## Entries from a dataset
+ + + +

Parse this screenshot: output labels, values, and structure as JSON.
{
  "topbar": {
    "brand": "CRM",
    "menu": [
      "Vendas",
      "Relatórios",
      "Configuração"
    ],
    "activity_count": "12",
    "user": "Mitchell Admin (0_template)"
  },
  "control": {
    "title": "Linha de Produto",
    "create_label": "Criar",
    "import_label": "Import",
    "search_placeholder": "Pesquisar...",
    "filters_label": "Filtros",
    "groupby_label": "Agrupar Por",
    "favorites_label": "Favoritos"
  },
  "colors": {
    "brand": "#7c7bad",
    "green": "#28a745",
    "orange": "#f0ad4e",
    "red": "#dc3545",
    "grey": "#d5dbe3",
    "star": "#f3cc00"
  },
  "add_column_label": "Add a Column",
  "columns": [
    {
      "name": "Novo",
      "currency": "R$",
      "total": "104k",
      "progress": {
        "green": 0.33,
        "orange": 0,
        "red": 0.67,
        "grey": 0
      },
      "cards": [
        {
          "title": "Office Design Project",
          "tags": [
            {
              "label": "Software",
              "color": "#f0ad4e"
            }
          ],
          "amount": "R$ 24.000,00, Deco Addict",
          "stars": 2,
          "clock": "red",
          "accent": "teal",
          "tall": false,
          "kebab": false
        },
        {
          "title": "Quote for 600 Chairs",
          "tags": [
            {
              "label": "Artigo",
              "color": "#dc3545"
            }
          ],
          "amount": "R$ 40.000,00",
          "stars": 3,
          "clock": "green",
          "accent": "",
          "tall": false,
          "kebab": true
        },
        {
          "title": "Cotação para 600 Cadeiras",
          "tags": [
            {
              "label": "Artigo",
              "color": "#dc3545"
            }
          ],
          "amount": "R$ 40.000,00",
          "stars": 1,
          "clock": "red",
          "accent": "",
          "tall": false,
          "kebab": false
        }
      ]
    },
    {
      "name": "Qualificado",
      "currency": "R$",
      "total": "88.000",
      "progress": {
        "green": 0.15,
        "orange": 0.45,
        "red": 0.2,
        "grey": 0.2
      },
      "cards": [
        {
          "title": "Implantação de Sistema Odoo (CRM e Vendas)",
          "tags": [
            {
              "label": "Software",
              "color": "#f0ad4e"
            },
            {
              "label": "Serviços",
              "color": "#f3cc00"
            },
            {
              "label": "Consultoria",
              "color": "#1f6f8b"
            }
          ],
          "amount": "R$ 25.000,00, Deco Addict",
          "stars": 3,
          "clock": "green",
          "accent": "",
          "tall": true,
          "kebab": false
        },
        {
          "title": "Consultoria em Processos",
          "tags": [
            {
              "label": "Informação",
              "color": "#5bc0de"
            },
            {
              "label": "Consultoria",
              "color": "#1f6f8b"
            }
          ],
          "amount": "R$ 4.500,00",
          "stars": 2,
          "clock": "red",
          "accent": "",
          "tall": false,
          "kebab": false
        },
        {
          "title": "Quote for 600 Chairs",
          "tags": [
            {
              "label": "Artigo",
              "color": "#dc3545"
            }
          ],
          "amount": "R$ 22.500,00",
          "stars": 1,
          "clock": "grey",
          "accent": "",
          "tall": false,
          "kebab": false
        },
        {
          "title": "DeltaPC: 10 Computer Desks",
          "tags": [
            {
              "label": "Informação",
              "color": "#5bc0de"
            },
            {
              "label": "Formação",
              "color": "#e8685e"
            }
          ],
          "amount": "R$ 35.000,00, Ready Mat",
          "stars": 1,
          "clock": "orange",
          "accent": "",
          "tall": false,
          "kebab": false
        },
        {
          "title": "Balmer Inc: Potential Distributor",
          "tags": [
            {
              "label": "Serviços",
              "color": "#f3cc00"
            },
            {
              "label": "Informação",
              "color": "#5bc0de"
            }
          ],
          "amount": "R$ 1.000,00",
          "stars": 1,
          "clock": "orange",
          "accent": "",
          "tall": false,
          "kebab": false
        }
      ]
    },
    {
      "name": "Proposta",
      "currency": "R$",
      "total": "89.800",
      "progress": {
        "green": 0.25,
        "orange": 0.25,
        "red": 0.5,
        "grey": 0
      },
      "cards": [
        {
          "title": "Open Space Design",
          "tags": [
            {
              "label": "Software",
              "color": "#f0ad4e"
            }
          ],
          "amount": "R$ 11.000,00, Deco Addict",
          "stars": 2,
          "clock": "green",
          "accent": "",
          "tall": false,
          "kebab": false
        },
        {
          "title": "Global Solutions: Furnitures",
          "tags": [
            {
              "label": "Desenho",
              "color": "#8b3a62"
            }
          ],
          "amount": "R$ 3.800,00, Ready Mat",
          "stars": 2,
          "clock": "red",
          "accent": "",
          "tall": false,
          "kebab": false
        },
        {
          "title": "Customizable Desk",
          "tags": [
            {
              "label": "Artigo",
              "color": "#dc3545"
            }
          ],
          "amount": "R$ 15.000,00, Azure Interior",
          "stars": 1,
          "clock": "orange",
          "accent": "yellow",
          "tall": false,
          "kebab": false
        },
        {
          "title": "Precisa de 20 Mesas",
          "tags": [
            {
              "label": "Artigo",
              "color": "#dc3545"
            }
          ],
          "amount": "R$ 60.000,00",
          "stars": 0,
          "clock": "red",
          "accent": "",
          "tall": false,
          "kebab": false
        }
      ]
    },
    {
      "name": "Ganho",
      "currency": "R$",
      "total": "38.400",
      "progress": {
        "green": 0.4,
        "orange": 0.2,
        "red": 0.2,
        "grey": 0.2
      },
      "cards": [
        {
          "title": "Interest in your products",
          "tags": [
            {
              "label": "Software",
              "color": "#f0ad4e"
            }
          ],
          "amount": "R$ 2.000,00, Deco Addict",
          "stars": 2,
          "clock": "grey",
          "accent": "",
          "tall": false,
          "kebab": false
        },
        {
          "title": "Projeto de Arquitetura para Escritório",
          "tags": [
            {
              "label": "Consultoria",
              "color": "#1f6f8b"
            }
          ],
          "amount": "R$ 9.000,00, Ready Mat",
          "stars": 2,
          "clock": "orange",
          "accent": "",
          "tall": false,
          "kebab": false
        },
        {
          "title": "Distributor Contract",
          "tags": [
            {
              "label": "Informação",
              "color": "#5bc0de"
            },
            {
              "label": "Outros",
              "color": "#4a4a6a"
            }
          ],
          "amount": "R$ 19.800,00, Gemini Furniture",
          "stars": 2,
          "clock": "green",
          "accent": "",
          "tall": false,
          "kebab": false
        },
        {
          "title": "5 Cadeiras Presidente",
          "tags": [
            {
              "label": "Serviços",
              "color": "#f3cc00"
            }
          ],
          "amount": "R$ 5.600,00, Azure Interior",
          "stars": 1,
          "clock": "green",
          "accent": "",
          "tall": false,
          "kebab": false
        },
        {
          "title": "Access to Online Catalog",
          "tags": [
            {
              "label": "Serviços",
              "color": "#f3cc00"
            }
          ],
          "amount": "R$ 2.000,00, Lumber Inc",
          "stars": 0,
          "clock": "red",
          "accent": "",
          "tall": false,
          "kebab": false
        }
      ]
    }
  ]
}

+ + + +

## Task to carry out
Show every line that contains the word "total".

## Task result
      "total": "104k",
      "total": "88.000",
      "total": "89.800",
      "total": "38.400",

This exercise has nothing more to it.